Data for this exercise:
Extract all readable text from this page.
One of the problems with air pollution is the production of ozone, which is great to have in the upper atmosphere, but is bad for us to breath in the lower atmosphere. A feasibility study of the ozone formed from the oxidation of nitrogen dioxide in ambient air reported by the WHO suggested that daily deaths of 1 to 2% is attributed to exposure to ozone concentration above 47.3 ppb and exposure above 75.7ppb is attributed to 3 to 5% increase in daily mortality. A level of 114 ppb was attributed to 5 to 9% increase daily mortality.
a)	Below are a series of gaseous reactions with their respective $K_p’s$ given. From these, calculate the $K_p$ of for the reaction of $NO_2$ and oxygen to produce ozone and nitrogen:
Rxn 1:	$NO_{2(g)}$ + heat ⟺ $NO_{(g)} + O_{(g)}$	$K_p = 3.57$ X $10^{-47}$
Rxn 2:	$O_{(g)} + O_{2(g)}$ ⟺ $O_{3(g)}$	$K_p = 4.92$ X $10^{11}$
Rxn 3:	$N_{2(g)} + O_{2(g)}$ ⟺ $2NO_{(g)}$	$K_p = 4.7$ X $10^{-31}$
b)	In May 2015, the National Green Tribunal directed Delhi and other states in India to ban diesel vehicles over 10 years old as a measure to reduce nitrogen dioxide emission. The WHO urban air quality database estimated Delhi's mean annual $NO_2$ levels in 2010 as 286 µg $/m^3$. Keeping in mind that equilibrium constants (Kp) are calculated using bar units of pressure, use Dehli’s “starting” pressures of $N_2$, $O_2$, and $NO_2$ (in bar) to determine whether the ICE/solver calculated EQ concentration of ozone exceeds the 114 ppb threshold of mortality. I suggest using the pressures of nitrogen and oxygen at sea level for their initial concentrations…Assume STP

Aim of the task: Reproduce the material above, every line of it, exactly.

Result for this task:
Extract all readable text from this page.
One of the problems with air pollution is the production of ozone, which is great to have in the upper atmosphere, but is bad for us to breath in the lower atmosphere. A feasibility study of the ozone formed from the oxidation of nitrogen dioxide in ambient air reported by the WHO suggested that daily deaths of 1 to 2% is attributed to exposure to ozone concentration above 47.3 ppb and exposure above 75.7ppb is attributed to 3 to 5% increase in daily mortality. A level of 114 ppb was attributed to 5 to 9% increase daily mortality.
a)	Below are a series of gaseous reactions with their respective $K_p’s$ given. From these, calculate the $K_p$ of for the reaction of $NO_2$ and oxygen to produce ozone and nitrogen:
Rxn 1:	$NO_{2(g)}$ + heat ⟺ $NO_{(g)} + O_{(g)}$	$K_p = 3.57$ X $10^{-47}$
Rxn 2:	$O_{(g)} + O_{2(g)}$ ⟺ $O_{3(g)}$	$K_p = 4.92$ X $10^{11}$
Rxn 3:	$N_{2(g)} + O_{2(g)}$ ⟺ $2NO_{(g)}$	$K_p = 4.7$ X $10^{-31}$
b)	In May 2015, the National Green Tribunal directed Delhi and other states in India to ban diesel vehicles over 10 years old as a measure to reduce nitrogen dioxide emission. The WHO urban air quality database estimated Delhi's mean annual $NO_2$ levels in 2010 as 286 µg $/m^3$. Keeping in mind that equilibrium constants (Kp) are calculated using bar units of pressure, use Dehli’s “starting” pressures of $N_2$, $O_2$, and $NO_2$ (in bar) to determine whether the ICE/solver calculated EQ concentration of ozone exceeds the 114 ppb threshold of mortality. I suggest using the pressures of nitrogen and oxygen at sea level for their initial concentrations…Assume STP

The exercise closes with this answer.